**EXERCISE REQUIREMENTS**
Work through the listing below, copying each line that carries the word "representative".

==== INFORMATION GIVEN

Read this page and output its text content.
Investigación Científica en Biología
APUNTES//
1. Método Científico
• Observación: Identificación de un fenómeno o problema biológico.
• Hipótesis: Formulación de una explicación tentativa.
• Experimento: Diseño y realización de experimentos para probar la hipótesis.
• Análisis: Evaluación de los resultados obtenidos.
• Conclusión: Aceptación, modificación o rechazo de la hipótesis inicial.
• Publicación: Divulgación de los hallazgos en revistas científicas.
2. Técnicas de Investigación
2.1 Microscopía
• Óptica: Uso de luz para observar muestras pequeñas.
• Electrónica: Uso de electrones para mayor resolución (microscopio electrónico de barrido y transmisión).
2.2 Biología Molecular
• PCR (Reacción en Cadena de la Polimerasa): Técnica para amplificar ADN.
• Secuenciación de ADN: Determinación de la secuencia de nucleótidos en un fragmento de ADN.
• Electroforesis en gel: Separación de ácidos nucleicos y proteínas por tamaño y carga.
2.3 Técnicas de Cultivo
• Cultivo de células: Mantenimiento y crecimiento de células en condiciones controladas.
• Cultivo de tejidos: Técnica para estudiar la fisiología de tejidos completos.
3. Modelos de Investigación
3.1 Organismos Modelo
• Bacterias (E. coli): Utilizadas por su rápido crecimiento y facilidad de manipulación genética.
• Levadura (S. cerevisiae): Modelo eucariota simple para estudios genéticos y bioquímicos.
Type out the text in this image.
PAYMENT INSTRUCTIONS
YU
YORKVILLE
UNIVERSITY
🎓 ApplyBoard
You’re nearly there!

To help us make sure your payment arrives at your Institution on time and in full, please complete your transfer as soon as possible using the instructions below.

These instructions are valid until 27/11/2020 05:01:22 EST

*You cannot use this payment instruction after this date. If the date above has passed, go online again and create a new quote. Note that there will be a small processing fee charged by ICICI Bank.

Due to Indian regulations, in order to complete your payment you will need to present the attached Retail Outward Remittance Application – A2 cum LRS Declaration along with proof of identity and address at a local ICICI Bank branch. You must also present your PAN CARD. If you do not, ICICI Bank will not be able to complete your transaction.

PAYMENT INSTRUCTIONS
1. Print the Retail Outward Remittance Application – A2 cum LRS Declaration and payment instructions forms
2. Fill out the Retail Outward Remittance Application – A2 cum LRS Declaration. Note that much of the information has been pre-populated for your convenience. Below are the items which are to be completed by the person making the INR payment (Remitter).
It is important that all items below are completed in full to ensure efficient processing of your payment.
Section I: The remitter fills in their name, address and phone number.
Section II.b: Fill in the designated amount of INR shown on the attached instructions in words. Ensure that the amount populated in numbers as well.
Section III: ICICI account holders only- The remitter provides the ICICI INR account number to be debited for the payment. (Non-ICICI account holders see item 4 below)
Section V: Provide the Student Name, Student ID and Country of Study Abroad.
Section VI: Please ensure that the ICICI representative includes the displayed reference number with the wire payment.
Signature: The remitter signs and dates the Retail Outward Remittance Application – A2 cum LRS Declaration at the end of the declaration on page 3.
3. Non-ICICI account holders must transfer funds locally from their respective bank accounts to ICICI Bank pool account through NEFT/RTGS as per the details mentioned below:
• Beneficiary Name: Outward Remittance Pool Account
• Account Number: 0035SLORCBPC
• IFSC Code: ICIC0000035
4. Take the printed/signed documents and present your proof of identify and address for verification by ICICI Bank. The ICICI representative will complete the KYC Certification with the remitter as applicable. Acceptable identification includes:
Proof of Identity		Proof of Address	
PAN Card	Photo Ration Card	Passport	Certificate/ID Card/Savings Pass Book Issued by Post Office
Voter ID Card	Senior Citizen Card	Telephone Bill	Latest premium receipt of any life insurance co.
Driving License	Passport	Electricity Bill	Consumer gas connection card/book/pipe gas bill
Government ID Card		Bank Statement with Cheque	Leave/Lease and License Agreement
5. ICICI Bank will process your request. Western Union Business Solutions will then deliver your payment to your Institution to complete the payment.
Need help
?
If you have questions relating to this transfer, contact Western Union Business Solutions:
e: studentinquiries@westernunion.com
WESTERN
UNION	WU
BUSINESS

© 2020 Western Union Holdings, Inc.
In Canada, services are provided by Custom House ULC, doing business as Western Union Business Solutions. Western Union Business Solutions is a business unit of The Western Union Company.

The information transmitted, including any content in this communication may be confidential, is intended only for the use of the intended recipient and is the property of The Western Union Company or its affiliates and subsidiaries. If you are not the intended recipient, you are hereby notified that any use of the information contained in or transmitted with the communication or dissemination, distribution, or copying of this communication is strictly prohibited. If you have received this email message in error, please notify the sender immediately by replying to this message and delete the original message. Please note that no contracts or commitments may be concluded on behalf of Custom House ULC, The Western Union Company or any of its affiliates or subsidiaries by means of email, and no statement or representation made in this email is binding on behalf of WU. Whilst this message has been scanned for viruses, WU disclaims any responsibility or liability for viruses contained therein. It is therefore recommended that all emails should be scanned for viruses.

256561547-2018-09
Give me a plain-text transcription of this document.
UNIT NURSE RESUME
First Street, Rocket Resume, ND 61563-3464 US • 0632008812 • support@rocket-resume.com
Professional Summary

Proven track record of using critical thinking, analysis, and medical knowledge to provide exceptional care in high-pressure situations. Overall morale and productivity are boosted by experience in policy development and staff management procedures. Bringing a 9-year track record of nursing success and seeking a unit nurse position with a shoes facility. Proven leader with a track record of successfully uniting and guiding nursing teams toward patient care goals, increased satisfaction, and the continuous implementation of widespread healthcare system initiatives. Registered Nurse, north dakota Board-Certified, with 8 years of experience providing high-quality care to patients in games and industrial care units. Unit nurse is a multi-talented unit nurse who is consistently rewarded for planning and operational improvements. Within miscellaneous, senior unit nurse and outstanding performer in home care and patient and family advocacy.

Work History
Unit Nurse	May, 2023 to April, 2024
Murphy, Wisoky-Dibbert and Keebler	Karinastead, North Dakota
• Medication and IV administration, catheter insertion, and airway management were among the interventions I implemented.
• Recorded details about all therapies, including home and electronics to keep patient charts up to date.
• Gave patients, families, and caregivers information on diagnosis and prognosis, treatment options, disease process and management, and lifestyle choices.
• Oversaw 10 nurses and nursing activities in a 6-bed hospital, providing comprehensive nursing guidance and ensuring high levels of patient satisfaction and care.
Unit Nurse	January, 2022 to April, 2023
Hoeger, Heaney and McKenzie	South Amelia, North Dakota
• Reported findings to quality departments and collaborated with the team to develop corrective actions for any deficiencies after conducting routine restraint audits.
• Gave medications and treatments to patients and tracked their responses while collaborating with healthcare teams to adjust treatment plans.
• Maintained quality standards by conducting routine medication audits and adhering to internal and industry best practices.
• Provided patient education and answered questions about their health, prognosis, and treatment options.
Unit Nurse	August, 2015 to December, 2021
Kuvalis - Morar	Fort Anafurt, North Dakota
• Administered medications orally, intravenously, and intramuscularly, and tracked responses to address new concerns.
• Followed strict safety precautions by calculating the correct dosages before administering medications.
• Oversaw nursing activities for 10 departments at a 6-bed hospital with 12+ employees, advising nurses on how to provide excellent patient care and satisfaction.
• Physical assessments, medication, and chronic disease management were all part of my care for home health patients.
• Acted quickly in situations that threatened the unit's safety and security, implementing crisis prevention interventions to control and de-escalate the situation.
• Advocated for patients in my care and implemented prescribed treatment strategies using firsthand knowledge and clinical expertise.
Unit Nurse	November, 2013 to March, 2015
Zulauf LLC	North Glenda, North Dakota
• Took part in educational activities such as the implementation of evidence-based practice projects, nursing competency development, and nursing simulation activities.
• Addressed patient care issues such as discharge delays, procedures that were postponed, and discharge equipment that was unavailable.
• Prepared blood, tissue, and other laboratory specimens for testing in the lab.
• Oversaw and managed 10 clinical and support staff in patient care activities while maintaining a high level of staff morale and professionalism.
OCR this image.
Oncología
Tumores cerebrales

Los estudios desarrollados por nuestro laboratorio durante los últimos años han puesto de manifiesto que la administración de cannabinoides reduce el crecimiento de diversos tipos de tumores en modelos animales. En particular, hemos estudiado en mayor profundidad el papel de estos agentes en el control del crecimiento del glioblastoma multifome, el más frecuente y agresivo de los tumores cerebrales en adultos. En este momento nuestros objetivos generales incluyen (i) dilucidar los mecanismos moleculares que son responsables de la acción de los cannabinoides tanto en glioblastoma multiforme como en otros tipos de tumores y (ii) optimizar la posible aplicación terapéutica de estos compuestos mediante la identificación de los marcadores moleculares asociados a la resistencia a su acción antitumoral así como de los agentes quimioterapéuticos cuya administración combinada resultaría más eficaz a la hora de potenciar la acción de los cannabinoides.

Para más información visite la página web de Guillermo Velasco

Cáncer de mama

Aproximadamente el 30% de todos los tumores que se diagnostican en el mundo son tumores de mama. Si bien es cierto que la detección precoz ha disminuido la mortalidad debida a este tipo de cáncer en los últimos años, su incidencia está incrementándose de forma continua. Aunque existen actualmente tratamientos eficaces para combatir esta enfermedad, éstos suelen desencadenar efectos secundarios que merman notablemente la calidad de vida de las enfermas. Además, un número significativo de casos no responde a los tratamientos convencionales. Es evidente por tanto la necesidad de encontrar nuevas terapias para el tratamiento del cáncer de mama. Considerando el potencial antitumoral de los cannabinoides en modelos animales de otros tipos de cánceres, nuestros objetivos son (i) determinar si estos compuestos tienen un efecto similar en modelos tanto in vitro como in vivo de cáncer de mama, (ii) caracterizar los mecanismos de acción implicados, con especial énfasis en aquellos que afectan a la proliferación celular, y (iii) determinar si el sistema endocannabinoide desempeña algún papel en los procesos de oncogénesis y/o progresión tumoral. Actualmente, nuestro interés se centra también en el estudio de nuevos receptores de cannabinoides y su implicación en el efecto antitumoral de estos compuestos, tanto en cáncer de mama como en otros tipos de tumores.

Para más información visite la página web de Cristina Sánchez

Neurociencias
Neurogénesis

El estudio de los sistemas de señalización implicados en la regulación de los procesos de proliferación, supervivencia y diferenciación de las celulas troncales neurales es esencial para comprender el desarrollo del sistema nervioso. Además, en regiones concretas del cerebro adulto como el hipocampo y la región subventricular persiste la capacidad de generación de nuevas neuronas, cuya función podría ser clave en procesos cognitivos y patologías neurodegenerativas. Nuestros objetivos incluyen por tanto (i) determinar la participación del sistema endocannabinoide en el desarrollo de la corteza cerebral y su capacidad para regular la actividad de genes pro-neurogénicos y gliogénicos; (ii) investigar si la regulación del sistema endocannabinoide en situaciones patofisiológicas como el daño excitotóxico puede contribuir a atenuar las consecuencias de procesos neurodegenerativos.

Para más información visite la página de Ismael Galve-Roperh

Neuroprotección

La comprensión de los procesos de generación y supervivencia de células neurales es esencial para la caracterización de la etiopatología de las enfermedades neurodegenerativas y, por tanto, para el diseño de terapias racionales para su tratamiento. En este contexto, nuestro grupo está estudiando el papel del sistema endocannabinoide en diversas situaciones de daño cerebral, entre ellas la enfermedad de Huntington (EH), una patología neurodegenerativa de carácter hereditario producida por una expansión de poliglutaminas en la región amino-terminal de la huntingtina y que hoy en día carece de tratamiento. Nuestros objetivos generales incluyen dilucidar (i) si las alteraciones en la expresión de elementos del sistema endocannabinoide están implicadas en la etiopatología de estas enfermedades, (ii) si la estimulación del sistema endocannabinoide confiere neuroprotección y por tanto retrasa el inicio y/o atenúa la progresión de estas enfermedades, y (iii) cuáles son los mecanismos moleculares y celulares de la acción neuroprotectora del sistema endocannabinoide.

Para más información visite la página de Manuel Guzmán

========

**EXPECTED ANSWER**
Section VI: Please ensure that the ICICI representative includes the displayed reference number with the wire payment.
4. Take the printed/signed documents and present your proof of identify and address for verification by ICICI Bank. The ICICI representative will complete the KYC Certification with the remitter as applicable. Acceptable identification includes:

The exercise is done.